== GIVEN REQUEST ==
Copy out each line of the listing that has the word "Week" in it.

== DATA TO PROCESS ==
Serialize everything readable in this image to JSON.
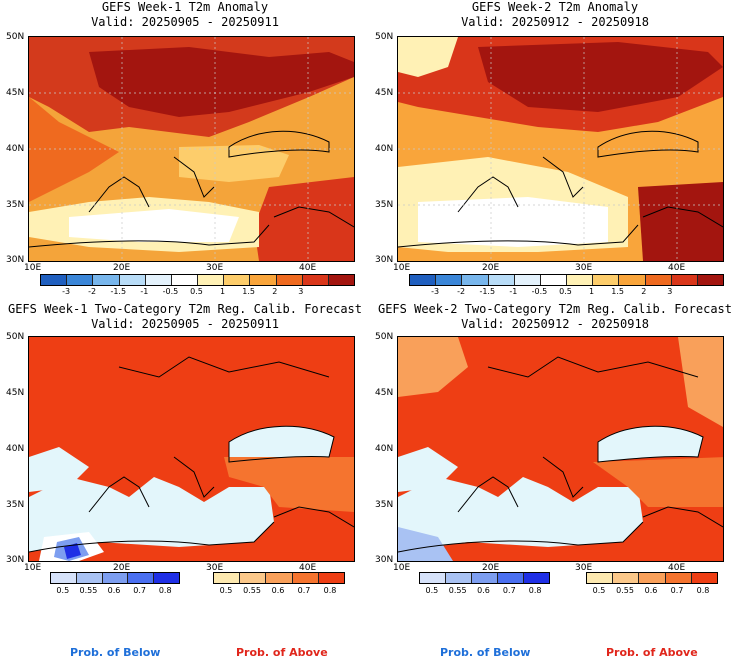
{
  "chart_data": [
    {
      "type": "heatmap",
      "title": "GEFS Week-1 T2m Anomaly",
      "subtitle": "Valid: 20250905 - 20250911",
      "x_ticks": [
        "10E",
        "20E",
        "30E",
        "40E"
      ],
      "y_ticks": [
        "50N",
        "45N",
        "40N",
        "35N",
        "30N"
      ],
      "xlim": [
        10,
        45
      ],
      "ylim": [
        30,
        50
      ],
      "colorbar": {
        "labels": [
          "-3",
          "-2",
          "-1.5",
          "-1",
          "-0.5",
          "0.5",
          "1",
          "1.5",
          "2",
          "3"
        ],
        "colors": [
          "#1f5fbf",
          "#3a86d8",
          "#78b6ec",
          "#b8dcf7",
          "#e4f2fc",
          "#ffffff",
          "#fff1b5",
          "#fdcd6b",
          "#f9a53b",
          "#ef6a1f",
          "#d9361a",
          "#a3150f"
        ]
      }
    },
    {
      "type": "heatmap",
      "title": "GEFS Week-2 T2m Anomaly",
      "subtitle": "Valid: 20250912 - 20250918",
      "x_ticks": [
        "10E",
        "20E",
        "30E",
        "40E"
      ],
      "y_ticks": [
        "50N",
        "45N",
        "40N",
        "35N",
        "30N"
      ],
      "xlim": [
        10,
        45
      ],
      "ylim": [
        30,
        50
      ],
      "colorbar": {
        "labels": [
          "-3",
          "-2",
          "-1.5",
          "-1",
          "-0.5",
          "0.5",
          "1",
          "1.5",
          "2",
          "3"
        ],
        "colors": [
          "#1f5fbf",
          "#3a86d8",
          "#78b6ec",
          "#b8dcf7",
          "#e4f2fc",
          "#ffffff",
          "#fff1b5",
          "#fdcd6b",
          "#f9a53b",
          "#ef6a1f",
          "#d9361a",
          "#a3150f"
        ]
      }
    },
    {
      "type": "heatmap",
      "title": "GEFS Week-1 Two-Category T2m Reg. Calib. Forecast",
      "subtitle": "Valid: 20250905 - 20250911",
      "x_ticks": [
        "10E",
        "20E",
        "30E",
        "40E"
      ],
      "y_ticks": [
        "50N",
        "45N",
        "40N",
        "35N",
        "30N"
      ],
      "xlim": [
        10,
        45
      ],
      "ylim": [
        30,
        50
      ],
      "colorbar_below": {
        "labels": [
          "0.5",
          "0.55",
          "0.6",
          "0.7",
          "0.8"
        ],
        "colors": [
          "#d6e2fa",
          "#a9c2f3",
          "#7d9ef0",
          "#4a6ff0",
          "#1f2fe6"
        ],
        "caption": "Prob. of Below"
      },
      "colorbar_above": {
        "labels": [
          "0.5",
          "0.55",
          "0.6",
          "0.7",
          "0.8"
        ],
        "colors": [
          "#fde9b0",
          "#fbc88a",
          "#f9a05a",
          "#f5742f",
          "#ee3e14"
        ],
        "caption": "Prob. of Above"
      }
    },
    {
      "type": "heatmap",
      "title": "GEFS Week-2 Two-Category T2m Reg. Calib. Forecast",
      "subtitle": "Valid: 20250912 - 20250918",
      "x_ticks": [
        "10E",
        "20E",
        "30E",
        "40E"
      ],
      "y_ticks": [
        "50N",
        "45N",
        "40N",
        "35N",
        "30N"
      ],
      "xlim": [
        10,
        45
      ],
      "ylim": [
        30,
        50
      ],
      "colorbar_below": {
        "labels": [
          "0.5",
          "0.55",
          "0.6",
          "0.7",
          "0.8"
        ],
        "colors": [
          "#d6e2fa",
          "#a9c2f3",
          "#7d9ef0",
          "#4a6ff0",
          "#1f2fe6"
        ],
        "caption": "Prob. of Below"
      },
      "colorbar_above": {
        "labels": [
          "0.5",
          "0.55",
          "0.6",
          "0.7",
          "0.8"
        ],
        "colors": [
          "#fde9b0",
          "#fbc88a",
          "#f9a05a",
          "#f5742f",
          "#ee3e14"
        ],
        "caption": "Prob. of Above"
      }
    }
  ],
  "colors": {
    "sea_light": "#e3f6fb",
    "below_caption": "#1e6fd9",
    "above_caption": "#e0261b"
  }
}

== RESULT OF THE EXERCISE ==
      "title": "GEFS Week-1 T2m Anomaly",
      "title": "GEFS Week-2 T2m Anomaly",
      "title": "GEFS Week-1 Two-Category T2m Reg. Calib. Forecast",
      "title": "GEFS Week-2 Two-Category T2m Reg. Calib. Forecast",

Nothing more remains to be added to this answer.